Show every line where "duration" occurs.

Records supplied »
start

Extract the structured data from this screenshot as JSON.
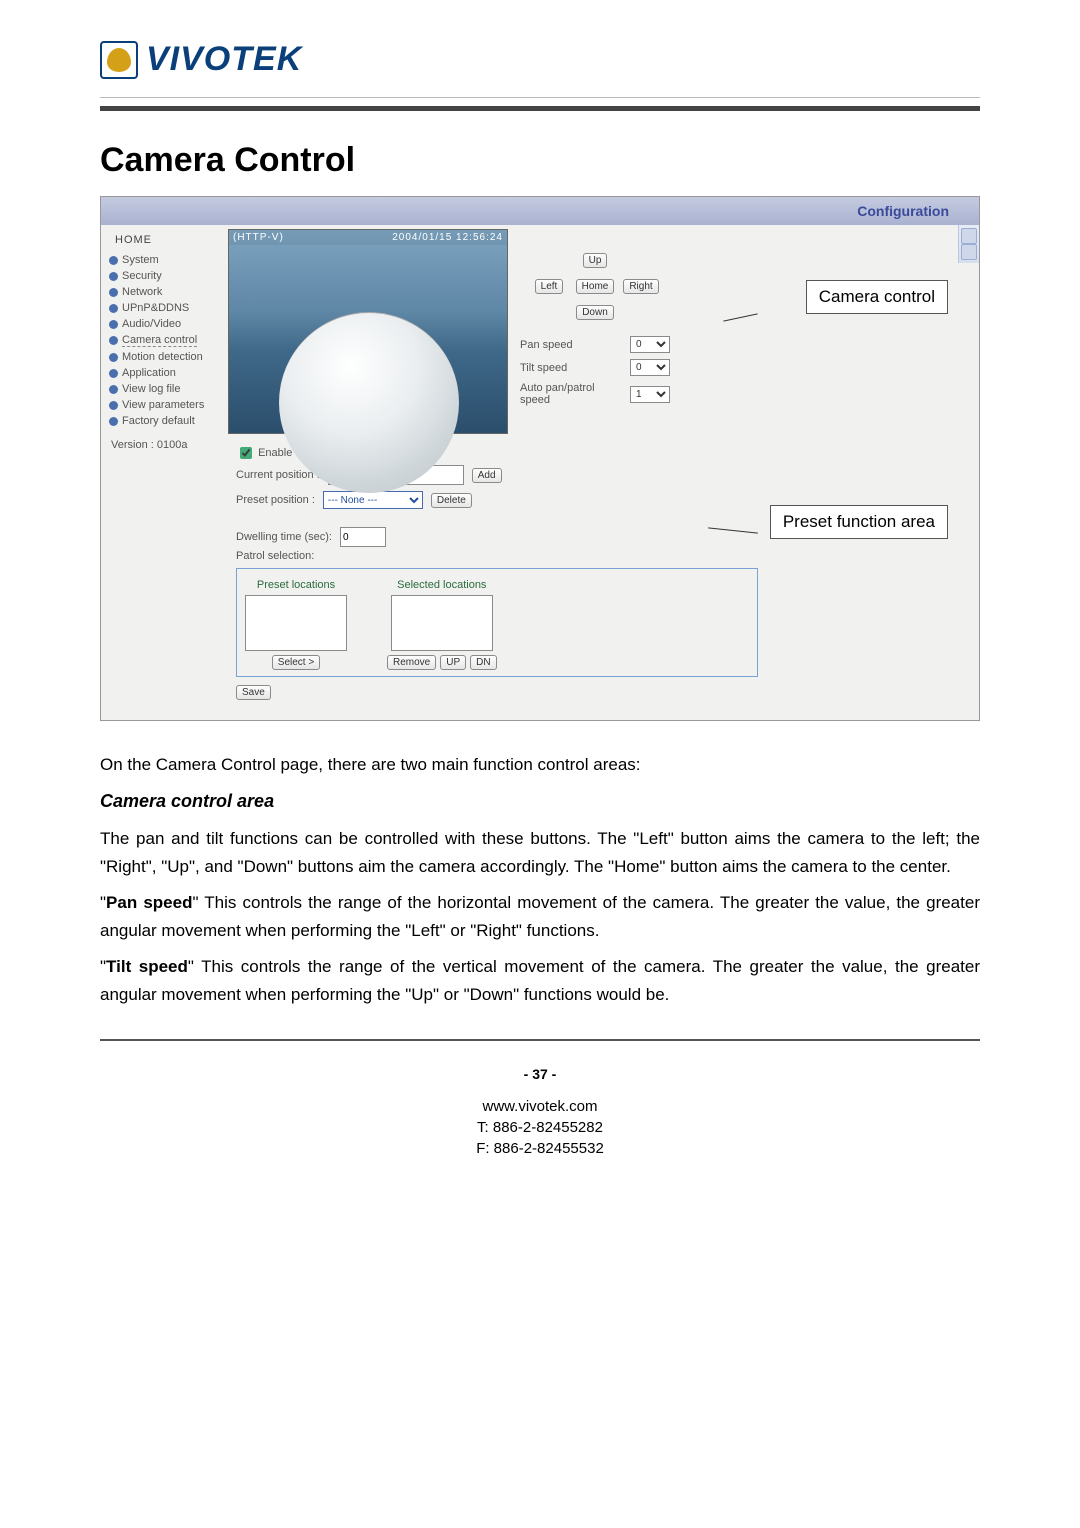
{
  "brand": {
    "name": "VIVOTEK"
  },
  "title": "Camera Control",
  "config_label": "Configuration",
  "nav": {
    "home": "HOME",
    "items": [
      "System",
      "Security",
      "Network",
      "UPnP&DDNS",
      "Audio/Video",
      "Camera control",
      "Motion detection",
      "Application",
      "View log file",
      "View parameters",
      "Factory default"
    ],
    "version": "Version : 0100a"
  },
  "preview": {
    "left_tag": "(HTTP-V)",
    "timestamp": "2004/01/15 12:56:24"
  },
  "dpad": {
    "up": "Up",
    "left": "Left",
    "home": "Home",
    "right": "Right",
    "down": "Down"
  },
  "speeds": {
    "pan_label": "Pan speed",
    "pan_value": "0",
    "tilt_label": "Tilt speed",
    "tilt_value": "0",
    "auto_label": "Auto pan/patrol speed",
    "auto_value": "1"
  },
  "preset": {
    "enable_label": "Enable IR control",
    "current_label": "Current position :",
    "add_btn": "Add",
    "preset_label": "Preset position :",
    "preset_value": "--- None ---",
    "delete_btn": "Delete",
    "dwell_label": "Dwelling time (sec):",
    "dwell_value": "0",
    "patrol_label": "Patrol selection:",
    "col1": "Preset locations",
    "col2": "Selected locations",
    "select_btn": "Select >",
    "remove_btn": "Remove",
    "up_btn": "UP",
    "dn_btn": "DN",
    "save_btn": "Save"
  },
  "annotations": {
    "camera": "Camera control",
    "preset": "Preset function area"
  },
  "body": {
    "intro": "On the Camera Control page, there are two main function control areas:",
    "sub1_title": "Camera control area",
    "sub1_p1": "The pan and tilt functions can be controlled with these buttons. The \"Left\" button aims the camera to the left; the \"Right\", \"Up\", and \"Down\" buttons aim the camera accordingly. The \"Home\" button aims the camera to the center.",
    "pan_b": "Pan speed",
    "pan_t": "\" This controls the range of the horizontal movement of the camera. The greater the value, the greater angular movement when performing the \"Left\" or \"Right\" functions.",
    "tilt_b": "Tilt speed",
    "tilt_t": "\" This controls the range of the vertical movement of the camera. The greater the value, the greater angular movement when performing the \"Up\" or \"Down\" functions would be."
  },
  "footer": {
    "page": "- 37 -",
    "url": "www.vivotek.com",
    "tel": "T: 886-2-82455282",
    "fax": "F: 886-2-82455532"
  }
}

end
start

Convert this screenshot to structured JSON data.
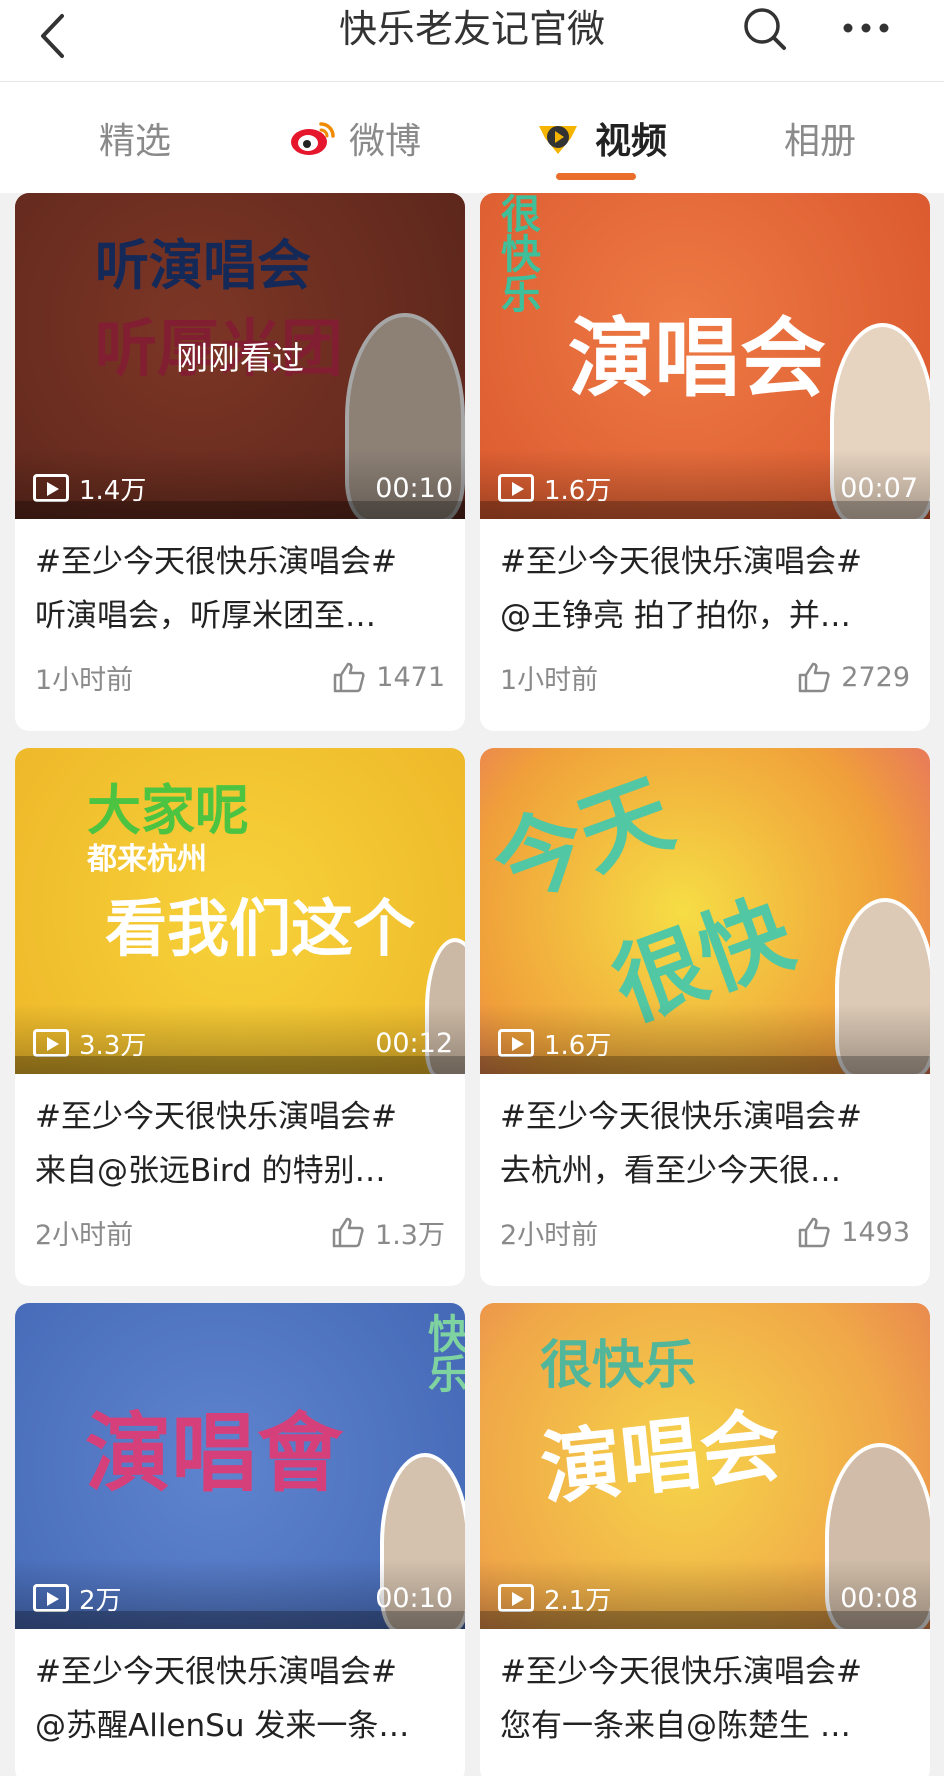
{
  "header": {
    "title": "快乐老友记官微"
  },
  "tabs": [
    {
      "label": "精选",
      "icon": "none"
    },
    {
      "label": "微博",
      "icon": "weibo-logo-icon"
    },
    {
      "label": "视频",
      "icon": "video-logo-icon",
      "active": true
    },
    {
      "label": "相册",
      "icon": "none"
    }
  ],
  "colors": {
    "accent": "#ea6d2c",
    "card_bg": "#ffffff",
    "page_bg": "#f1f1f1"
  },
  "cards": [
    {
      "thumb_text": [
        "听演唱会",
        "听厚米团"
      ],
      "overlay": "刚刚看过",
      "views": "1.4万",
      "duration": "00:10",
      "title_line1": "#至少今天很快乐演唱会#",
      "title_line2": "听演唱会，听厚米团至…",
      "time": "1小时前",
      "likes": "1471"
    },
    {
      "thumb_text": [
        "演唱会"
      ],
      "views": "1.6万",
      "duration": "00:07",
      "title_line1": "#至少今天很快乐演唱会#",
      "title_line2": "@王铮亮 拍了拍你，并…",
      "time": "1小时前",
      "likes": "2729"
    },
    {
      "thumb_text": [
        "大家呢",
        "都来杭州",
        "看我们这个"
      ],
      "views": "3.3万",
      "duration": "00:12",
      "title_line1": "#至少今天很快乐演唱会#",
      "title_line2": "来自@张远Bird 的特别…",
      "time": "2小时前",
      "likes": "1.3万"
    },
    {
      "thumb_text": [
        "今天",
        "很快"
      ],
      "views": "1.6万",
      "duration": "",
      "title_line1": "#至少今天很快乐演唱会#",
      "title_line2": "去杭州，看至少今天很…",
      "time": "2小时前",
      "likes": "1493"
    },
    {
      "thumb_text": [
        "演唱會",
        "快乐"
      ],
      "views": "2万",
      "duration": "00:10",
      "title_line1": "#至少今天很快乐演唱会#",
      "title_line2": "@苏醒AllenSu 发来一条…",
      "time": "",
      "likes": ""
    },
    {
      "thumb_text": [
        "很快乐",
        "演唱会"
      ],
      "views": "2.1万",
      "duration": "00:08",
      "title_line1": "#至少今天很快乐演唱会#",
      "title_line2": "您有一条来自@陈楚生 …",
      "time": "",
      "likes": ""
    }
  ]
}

end

Result of the exercise »
      "duration": "00:10",
      "duration": "00:07",
      "duration": "00:12",
      "duration": "",
      "duration": "00:10",
      "duration": "00:08",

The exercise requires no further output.